• [WHAT TO PRODUCE]
Transcribe the records below exactly as they appear, omitting any pictures.

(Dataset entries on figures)
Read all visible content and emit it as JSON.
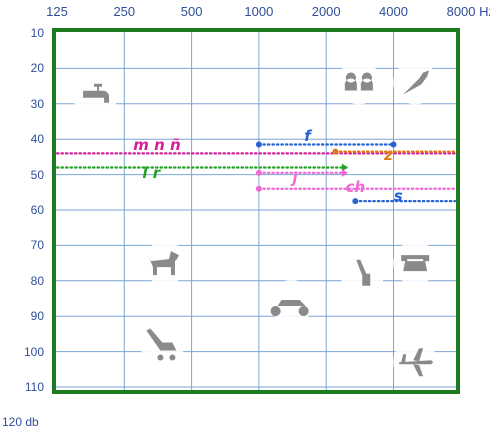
{
  "frequency_labels": [
    "125",
    "250",
    "500",
    "1000",
    "2000",
    "4000",
    "8000 Hz"
  ],
  "db_labels": [
    "10",
    "20",
    "30",
    "40",
    "50",
    "60",
    "70",
    "80",
    "90",
    "100",
    "110",
    "120 db"
  ],
  "colors": {
    "frame": "#1e7a1e",
    "grid": "#7aa6d6",
    "labels": "#2e4f9a",
    "icons": "#8a8a8a",
    "magenta": "#d4209c",
    "green": "#25a125",
    "blue": "#2563d6",
    "orange": "#e07a10",
    "pink": "#f06ad4"
  },
  "phonemes": [
    {
      "text": "m n ñ",
      "color": "magenta",
      "freq_start": 125,
      "freq_end": 8000,
      "db": 44,
      "label_freq": 350,
      "label_db": 41.5
    },
    {
      "text": "l r",
      "color": "green",
      "freq_start": 125,
      "freq_end": 2500,
      "db": 48,
      "label_freq": 330,
      "label_db": 49.5
    },
    {
      "text": "f",
      "color": "blue",
      "freq_start": 1000,
      "freq_end": 4000,
      "db": 41.5,
      "label_freq": 1650,
      "label_db": 39
    },
    {
      "text": "z",
      "color": "orange",
      "freq_start": 2200,
      "freq_end": 8000,
      "db": 43.5,
      "label_freq": 3800,
      "label_db": 44.5
    },
    {
      "text": "j",
      "color": "pink",
      "freq_start": 1000,
      "freq_end": 2500,
      "db": 49.5,
      "label_freq": 1450,
      "label_db": 51
    },
    {
      "text": "ch",
      "color": "pink",
      "freq_start": 1000,
      "freq_end": 8000,
      "db": 54,
      "label_freq": 2700,
      "label_db": 53.5
    },
    {
      "text": "s",
      "color": "blue",
      "freq_start": 2700,
      "freq_end": 8000,
      "db": 57.5,
      "label_freq": 4200,
      "label_db": 56
    }
  ],
  "icons": [
    {
      "name": "faucet-icon",
      "freq": 185,
      "db": 28
    },
    {
      "name": "people-icon",
      "freq": 2800,
      "db": 24
    },
    {
      "name": "bird-icon",
      "freq": 5000,
      "db": 24
    },
    {
      "name": "dog-icon",
      "freq": 380,
      "db": 75
    },
    {
      "name": "telephone-icon",
      "freq": 5000,
      "db": 75
    },
    {
      "name": "vacuum-icon",
      "freq": 2900,
      "db": 78
    },
    {
      "name": "motorcycle-icon",
      "freq": 1400,
      "db": 86
    },
    {
      "name": "lawnmower-icon",
      "freq": 370,
      "db": 98
    },
    {
      "name": "airplane-icon",
      "freq": 5000,
      "db": 103
    }
  ]
}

• [ANSWER TO THE PROBLEM]
Read all visible content and emit it as JSON.
{
  "frequency_labels": [
    "125",
    "250",
    "500",
    "1000",
    "2000",
    "4000",
    "8000 Hz"
  ],
  "db_labels": [
    "10",
    "20",
    "30",
    "40",
    "50",
    "60",
    "70",
    "80",
    "90",
    "100",
    "110",
    "120 db"
  ],
  "colors": {
    "frame": "#1e7a1e",
    "grid": "#7aa6d6",
    "labels": "#2e4f9a",
    "icons": "#8a8a8a",
    "magenta": "#d4209c",
    "green": "#25a125",
    "blue": "#2563d6",
    "orange": "#e07a10",
    "pink": "#f06ad4"
  },
  "phonemes": [
    {
      "text": "m n ñ",
      "color": "magenta",
      "freq_start": 125,
      "freq_end": 8000,
      "db": 44,
      "label_freq": 350,
      "label_db": 41.5
    },
    {
      "text": "l r",
      "color": "green",
      "freq_start": 125,
      "freq_end": 2500,
      "db": 48,
      "label_freq": 330,
      "label_db": 49.5
    },
    {
      "text": "f",
      "color": "blue",
      "freq_start": 1000,
      "freq_end": 4000,
      "db": 41.5,
      "label_freq": 1650,
      "label_db": 39
    },
    {
      "text": "z",
      "color": "orange",
      "freq_start": 2200,
      "freq_end": 8000,
      "db": 43.5,
      "label_freq": 3800,
      "label_db": 44.5
    },
    {
      "text": "j",
      "color": "pink",
      "freq_start": 1000,
      "freq_end": 2500,
      "db": 49.5,
      "label_freq": 1450,
      "label_db": 51
    },
    {
      "text": "ch",
      "color": "pink",
      "freq_start": 1000,
      "freq_end": 8000,
      "db": 54,
      "label_freq": 2700,
      "label_db": 53.5
    },
    {
      "text": "s",
      "color": "blue",
      "freq_start": 2700,
      "freq_end": 8000,
      "db": 57.5,
      "label_freq": 4200,
      "label_db": 56
    }
  ],
  "icons": [
    {
      "name": "faucet-icon",
      "freq": 185,
      "db": 28
    },
    {
      "name": "people-icon",
      "freq": 2800,
      "db": 24
    },
    {
      "name": "bird-icon",
      "freq": 5000,
      "db": 24
    },
    {
      "name": "dog-icon",
      "freq": 380,
      "db": 75
    },
    {
      "name": "telephone-icon",
      "freq": 5000,
      "db": 75
    },
    {
      "name": "vacuum-icon",
      "freq": 2900,
      "db": 78
    },
    {
      "name": "motorcycle-icon",
      "freq": 1400,
      "db": 86
    },
    {
      "name": "lawnmower-icon",
      "freq": 370,
      "db": 98
    },
    {
      "name": "airplane-icon",
      "freq": 5000,
      "db": 103
    }
  ]
}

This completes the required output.